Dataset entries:
-- BEGIN --
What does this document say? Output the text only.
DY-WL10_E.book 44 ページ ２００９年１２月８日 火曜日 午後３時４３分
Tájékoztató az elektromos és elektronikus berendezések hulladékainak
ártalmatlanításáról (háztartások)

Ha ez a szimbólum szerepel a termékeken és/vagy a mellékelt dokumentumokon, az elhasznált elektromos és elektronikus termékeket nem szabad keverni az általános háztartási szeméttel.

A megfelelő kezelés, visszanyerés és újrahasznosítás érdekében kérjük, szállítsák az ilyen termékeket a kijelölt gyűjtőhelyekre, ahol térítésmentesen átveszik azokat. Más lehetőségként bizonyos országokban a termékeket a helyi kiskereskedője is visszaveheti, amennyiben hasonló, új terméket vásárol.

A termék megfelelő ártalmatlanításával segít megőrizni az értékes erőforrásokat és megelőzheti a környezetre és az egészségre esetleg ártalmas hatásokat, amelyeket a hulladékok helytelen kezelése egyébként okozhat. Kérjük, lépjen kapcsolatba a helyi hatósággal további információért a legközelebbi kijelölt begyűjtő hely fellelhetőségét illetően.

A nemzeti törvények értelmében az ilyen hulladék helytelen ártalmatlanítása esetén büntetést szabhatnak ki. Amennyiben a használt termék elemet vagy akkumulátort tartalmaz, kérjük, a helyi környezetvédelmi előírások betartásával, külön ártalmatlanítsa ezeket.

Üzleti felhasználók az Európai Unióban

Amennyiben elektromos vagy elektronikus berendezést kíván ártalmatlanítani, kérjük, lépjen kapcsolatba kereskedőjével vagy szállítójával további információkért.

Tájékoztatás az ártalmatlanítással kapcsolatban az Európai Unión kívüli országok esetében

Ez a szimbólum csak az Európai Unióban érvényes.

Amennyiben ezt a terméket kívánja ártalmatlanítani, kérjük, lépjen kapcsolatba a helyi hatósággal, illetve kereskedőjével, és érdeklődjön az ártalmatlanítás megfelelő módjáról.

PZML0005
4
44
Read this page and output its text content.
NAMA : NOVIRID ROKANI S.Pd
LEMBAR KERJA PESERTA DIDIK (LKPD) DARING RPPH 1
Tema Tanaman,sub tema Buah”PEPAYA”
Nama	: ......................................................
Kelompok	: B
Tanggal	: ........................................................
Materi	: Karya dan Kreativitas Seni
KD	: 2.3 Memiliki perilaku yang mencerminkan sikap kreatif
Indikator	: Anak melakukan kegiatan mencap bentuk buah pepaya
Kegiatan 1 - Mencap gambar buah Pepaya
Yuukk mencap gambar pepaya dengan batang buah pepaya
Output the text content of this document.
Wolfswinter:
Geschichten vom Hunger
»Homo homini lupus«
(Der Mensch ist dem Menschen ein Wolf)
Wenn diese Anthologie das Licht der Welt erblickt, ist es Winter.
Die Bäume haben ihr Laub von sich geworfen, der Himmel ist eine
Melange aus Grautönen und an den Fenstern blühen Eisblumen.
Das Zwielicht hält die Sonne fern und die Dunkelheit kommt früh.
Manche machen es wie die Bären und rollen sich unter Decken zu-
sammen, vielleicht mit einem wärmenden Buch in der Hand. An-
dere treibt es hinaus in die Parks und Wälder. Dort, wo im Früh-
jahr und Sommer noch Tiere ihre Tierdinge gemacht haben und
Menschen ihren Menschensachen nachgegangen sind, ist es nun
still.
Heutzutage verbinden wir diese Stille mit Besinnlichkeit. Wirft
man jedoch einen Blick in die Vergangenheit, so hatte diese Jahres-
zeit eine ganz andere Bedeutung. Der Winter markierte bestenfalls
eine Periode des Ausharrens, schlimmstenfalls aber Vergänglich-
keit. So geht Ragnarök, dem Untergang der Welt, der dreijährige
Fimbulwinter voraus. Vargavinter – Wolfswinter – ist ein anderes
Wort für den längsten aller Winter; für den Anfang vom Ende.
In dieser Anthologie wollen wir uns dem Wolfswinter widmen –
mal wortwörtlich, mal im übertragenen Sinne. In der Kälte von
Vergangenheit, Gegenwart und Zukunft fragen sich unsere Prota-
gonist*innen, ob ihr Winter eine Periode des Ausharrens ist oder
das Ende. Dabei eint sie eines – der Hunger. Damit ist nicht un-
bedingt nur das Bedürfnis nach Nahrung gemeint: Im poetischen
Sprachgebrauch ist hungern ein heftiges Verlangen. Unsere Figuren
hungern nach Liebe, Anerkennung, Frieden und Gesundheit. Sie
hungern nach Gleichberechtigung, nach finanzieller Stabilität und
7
-- END --
Task to carry out: Reproduce the records word for word.

Exercise output:
What does this document say? Output the text only.
DY-WL10_E.book 44 ページ ２００９年１２月８日 火曜日 午後３時４３分
Tájékoztató az elektromos és elektronikus berendezések hulladékainak
ártalmatlanításáról (háztartások)

Ha ez a szimbólum szerepel a termékeken és/vagy a mellékelt dokumentumokon, az elhasznált elektromos és elektronikus termékeket nem szabad keverni az általános háztartási szeméttel.

A megfelelő kezelés, visszanyerés és újrahasznosítás érdekében kérjük, szállítsák az ilyen termékeket a kijelölt gyűjtőhelyekre, ahol térítésmentesen átveszik azokat. Más lehetőségként bizonyos országokban a termékeket a helyi kiskereskedője is visszaveheti, amennyiben hasonló, új terméket vásárol.

A termék megfelelő ártalmatlanításával segít megőrizni az értékes erőforrásokat és megelőzheti a környezetre és az egészségre esetleg ártalmas hatásokat, amelyeket a hulladékok helytelen kezelése egyébként okozhat. Kérjük, lépjen kapcsolatba a helyi hatósággal további információért a legközelebbi kijelölt begyűjtő hely fellelhetőségét illetően.

A nemzeti törvények értelmében az ilyen hulladék helytelen ártalmatlanítása esetén büntetést szabhatnak ki. Amennyiben a használt termék elemet vagy akkumulátort tartalmaz, kérjük, a helyi környezetvédelmi előírások betartásával, külön ártalmatlanítsa ezeket.

Üzleti felhasználók az Európai Unióban

Amennyiben elektromos vagy elektronikus berendezést kíván ártalmatlanítani, kérjük, lépjen kapcsolatba kereskedőjével vagy szállítójával további információkért.

Tájékoztatás az ártalmatlanítással kapcsolatban az Európai Unión kívüli országok esetében

Ez a szimbólum csak az Európai Unióban érvényes.

Amennyiben ezt a terméket kívánja ártalmatlanítani, kérjük, lépjen kapcsolatba a helyi hatósággal, illetve kereskedőjével, és érdeklődjön az ártalmatlanítás megfelelő módjáról.

PZML0005
4
44
Read this page and output its text content.
NAMA : NOVIRID ROKANI S.Pd
LEMBAR KERJA PESERTA DIDIK (LKPD) DARING RPPH 1
Tema Tanaman,sub tema Buah”PEPAYA”
Nama	: ......................................................
Kelompok	: B
Tanggal	: ........................................................
Materi	: Karya dan Kreativitas Seni
KD	: 2.3 Memiliki perilaku yang mencerminkan sikap kreatif
Indikator	: Anak melakukan kegiatan mencap bentuk buah pepaya
Kegiatan 1 - Mencap gambar buah Pepaya
Yuukk mencap gambar pepaya dengan batang buah pepaya
Output the text content of this document.
Wolfswinter:
Geschichten vom Hunger
»Homo homini lupus«
(Der Mensch ist dem Menschen ein Wolf)
Wenn diese Anthologie das Licht der Welt erblickt, ist es Winter.
Die Bäume haben ihr Laub von sich geworfen, der Himmel ist eine
Melange aus Grautönen und an den Fenstern blühen Eisblumen.
Das Zwielicht hält die Sonne fern und die Dunkelheit kommt früh.
Manche machen es wie die Bären und rollen sich unter Decken zu-
sammen, vielleicht mit einem wärmenden Buch in der Hand. An-
dere treibt es hinaus in die Parks und Wälder. Dort, wo im Früh-
jahr und Sommer noch Tiere ihre Tierdinge gemacht haben und
Menschen ihren Menschensachen nachgegangen sind, ist es nun
still.
Heutzutage verbinden wir diese Stille mit Besinnlichkeit. Wirft
man jedoch einen Blick in die Vergangenheit, so hatte diese Jahres-
zeit eine ganz andere Bedeutung. Der Winter markierte bestenfalls
eine Periode des Ausharrens, schlimmstenfalls aber Vergänglich-
keit. So geht Ragnarök, dem Untergang der Welt, der dreijährige
Fimbulwinter voraus. Vargavinter – Wolfswinter – ist ein anderes
Wort für den längsten aller Winter; für den Anfang vom Ende.
In dieser Anthologie wollen wir uns dem Wolfswinter widmen –
mal wortwörtlich, mal im übertragenen Sinne. In der Kälte von
Vergangenheit, Gegenwart und Zukunft fragen sich unsere Prota-
gonist*innen, ob ihr Winter eine Periode des Ausharrens ist oder
das Ende. Dabei eint sie eines – der Hunger. Damit ist nicht un-
bedingt nur das Bedürfnis nach Nahrung gemeint: Im poetischen
Sprachgebrauch ist hungern ein heftiges Verlangen. Unsere Figuren
hungern nach Liebe, Anerkennung, Frieden und Gesundheit. Sie
hungern nach Gleichberechtigung, nach finanzieller Stabilität und
7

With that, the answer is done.